(Items listed in a dataset)
## BEGIN

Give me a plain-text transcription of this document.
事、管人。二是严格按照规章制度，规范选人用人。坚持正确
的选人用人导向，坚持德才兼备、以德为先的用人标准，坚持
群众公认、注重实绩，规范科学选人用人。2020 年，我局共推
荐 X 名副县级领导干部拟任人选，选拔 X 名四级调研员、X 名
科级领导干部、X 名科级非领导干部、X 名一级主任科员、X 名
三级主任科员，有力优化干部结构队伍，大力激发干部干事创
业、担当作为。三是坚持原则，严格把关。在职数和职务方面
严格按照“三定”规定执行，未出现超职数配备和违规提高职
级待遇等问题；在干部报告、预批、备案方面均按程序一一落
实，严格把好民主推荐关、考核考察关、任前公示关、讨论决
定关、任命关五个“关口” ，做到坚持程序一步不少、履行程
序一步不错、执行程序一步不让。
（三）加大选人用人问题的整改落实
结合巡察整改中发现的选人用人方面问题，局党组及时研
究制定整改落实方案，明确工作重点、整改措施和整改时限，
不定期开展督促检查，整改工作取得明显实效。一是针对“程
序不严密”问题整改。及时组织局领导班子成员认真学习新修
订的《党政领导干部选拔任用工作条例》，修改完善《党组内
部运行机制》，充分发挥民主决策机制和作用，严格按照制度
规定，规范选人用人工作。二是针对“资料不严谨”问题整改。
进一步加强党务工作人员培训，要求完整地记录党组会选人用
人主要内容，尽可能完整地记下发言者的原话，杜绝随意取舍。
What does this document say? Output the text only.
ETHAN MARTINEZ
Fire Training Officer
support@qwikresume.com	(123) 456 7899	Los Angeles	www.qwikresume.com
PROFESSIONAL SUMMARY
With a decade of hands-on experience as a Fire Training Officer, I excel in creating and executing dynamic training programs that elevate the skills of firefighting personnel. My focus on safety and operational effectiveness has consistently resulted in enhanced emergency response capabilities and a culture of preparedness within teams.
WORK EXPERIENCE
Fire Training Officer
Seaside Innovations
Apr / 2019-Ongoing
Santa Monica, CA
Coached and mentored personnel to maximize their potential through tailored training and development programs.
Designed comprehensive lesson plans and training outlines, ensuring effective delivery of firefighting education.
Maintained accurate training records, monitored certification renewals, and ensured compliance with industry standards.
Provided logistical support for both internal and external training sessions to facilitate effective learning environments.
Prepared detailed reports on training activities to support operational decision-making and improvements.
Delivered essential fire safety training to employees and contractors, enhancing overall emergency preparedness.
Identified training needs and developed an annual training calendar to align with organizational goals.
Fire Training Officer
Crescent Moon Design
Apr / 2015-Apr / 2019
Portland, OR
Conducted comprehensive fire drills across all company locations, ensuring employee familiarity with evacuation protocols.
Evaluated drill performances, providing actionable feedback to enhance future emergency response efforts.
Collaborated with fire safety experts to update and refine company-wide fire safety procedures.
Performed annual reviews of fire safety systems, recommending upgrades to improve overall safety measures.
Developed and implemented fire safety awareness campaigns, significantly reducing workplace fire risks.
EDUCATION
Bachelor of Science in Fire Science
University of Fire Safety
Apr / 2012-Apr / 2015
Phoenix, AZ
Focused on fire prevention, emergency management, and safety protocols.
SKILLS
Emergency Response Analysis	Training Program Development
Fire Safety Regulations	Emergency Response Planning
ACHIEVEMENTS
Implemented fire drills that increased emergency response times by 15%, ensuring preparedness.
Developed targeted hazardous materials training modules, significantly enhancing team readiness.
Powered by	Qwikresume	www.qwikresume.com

## END

*EXERCISE AIM*.
Go through the entries and return each line where the word "comprehensive" appears.

*RIGHT ANSWER*.
Designed comprehensive lesson plans and training outlines, ensuring effective delivery of firefighting education.
Conducted comprehensive fire drills across all company locations, ensuring employee familiarity with evacuation protocols.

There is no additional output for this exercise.